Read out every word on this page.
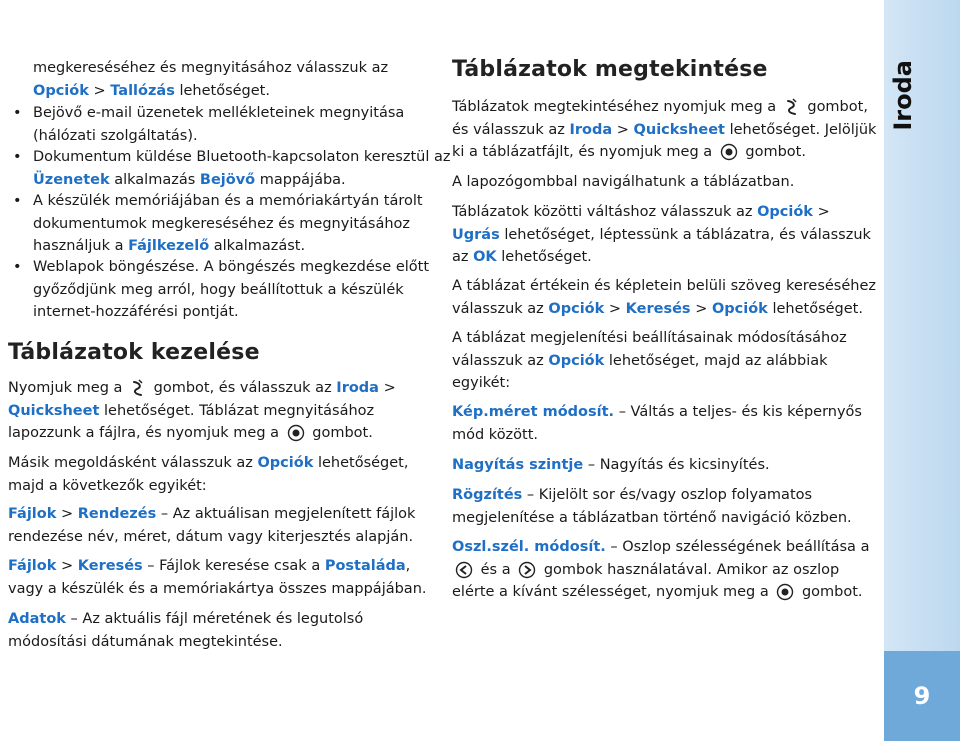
megkereséséhez és megnyitásához válasszuk az Opciók > Tallózás lehetőséget.

• Bejövő e-mail üzenetek mellékleteinek megnyitása (hálózati szolgáltatás).

• Dokumentum küldése Bluetooth-kapcsolaton keresztül az Üzenetek alkalmazás Bejövő mappájába.

• A készülék memóriájában és a memóriakártyán tárolt dokumentumok megkereséséhez és megnyitásához használjuk a Fájlkezelő alkalmazást.

• Weblapok böngészése. A böngészés megkezdése előtt győződjünk meg arról, hogy beállítottuk a készülék internet-hozzáférési pontját.

Táblázatok kezelése

Nyomjuk meg a gombot, és válasszuk az Iroda > Quicksheet lehetőséget. Táblázat megnyitásához lapozzunk a fájlra, és nyomjuk meg a gombot.

Másik megoldásként válasszuk az Opciók lehetőséget, majd a következők egyikét:

Fájlok > Rendezés – Az aktuálisan megjelenített fájlok rendezése név, méret, dátum vagy kiterjesztés alapján.

Fájlok > Keresés – Fájlok keresése csak a Postaláda, vagy a készülék és a memóriakártya összes mappájában.

Adatok – Az aktuális fájl méretének és legutolsó módosítási dátumának megtekintése.

Táblázatok megtekintése

Táblázatok megtekintéséhez nyomjuk meg a gombot, és válasszuk az Iroda > Quicksheet lehetőséget. Jelöljük ki a táblázatfájlt, és nyomjuk meg a gombot.

A lapozógombbal navigálhatunk a táblázatban.

Táblázatok közötti váltáshoz válasszuk az Opciók > Ugrás lehetőséget, léptessünk a táblázatra, és válasszuk az OK lehetőséget.

A táblázat értékein és képletein belüli szöveg kereséséhez válasszuk az Opciók > Keresés > Opciók lehetőséget.

A táblázat megjelenítési beállításainak módosításához válasszuk az Opciók lehetőséget, majd az alábbiak egyikét:

Kép.méret módosít. – Váltás a teljes- és kis képernyős mód között.

Nagyítás szintje – Nagyítás és kicsinyítés.

Rögzítés – Kijelölt sor és/vagy oszlop folyamatos megjelenítése a táblázatban történő navigáció közben.

Oszl.szél. módosít. – Oszlop szélességének beállítása a
és a gombok használatával. Amikor az oszlop elérte a kívánt szélességet, nyomjuk meg a gombot.

Iroda
9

■ ■ ■ ■ ■

◆ **What to work on**
Pick out the lines above that hold the string "egyikét" and show them.

◆ **Final result**
Másik megoldásként válasszuk az Opciók lehetőséget, majd a következők egyikét:
A táblázat megjelenítési beállításainak módosításához válasszuk az Opciók lehetőséget, majd az alábbiak egyikét:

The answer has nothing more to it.